**EXERCISE**
Recast the records as a numbered list, starting at their first line and ending with the line that contains "headset-logo-icon <box>684 1002". Leave out any blank lines.

* Start EXERCISE DATA *

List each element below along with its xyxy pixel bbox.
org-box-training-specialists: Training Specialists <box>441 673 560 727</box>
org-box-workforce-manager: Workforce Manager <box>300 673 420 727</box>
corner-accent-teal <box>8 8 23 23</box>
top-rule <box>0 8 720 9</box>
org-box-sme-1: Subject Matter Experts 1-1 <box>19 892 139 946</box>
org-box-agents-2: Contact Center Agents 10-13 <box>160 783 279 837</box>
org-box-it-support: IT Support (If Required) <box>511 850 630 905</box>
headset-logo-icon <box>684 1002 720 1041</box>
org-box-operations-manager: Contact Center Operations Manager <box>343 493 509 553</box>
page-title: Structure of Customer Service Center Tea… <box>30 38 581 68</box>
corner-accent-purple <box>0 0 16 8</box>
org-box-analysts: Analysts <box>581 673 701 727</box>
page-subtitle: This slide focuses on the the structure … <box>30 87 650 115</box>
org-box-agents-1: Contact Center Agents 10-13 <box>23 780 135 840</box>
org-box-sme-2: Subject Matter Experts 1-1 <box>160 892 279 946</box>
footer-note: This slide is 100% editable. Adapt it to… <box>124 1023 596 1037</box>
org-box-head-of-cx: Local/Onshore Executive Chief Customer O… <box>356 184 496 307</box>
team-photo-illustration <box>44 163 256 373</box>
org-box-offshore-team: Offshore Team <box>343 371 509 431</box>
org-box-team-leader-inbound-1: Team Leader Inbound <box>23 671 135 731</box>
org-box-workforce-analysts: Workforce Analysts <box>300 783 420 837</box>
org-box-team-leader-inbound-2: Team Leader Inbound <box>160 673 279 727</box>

* End EXERCISE DATA *

**EXERCISE SOLUTION**
1. List each element below along with its xyxy pixel bbox.
2. org-box-training-specialists: Training Specialists <box>441 673 560 727</box>
3. org-box-workforce-manager: Workforce Manager <box>300 673 420 727</box>
4. corner-accent-teal <box>8 8 23 23</box>
5. top-rule <box>0 8 720 9</box>
6. org-box-sme-1: Subject Matter Experts 1-1 <box>19 892 139 946</box>
7. org-box-agents-2: Contact Center Agents 10-13 <box>160 783 279 837</box>
8. org-box-it-support: IT Support (If Required) <box>511 850 630 905</box>
9. headset-logo-icon <box>684 1002 720 1041</box>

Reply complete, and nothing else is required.